→ **ENTRIES**

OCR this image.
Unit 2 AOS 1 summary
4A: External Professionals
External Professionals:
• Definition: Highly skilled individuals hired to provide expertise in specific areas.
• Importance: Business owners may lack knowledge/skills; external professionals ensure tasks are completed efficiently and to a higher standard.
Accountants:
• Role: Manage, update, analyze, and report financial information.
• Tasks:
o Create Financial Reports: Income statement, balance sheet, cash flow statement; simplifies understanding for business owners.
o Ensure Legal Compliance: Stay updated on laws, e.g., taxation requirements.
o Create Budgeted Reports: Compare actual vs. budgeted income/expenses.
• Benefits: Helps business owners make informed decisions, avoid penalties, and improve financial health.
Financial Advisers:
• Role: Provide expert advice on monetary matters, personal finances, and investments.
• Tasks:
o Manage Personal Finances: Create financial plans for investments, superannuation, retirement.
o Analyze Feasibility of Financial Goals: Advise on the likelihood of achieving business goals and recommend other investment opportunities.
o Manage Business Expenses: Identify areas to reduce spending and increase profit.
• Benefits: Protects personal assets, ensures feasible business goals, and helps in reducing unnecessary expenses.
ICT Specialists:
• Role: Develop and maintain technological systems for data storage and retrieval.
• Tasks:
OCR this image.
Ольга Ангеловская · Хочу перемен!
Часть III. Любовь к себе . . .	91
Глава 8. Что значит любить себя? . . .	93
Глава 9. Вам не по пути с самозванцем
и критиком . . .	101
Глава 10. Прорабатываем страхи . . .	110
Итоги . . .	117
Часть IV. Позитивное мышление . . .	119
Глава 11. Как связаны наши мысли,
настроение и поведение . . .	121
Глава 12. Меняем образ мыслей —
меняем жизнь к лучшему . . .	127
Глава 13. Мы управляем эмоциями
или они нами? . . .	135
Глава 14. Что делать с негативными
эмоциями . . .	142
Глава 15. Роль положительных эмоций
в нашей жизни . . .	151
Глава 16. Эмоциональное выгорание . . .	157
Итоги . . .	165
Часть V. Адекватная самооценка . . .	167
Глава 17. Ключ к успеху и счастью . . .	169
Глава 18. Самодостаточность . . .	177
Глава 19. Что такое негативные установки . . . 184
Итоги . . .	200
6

→ **WHAT YOU HAVE TO DO**
Read through the entries and copy every line that includes "Manage".

→ **PROBLEM SOLUTION**
• Role: Manage, update, analyze, and report financial information.
o Manage Personal Finances: Create financial plans for investments, superannuation, retirement.
o Manage Business Expenses: Identify areas to reduce spending and increase profit.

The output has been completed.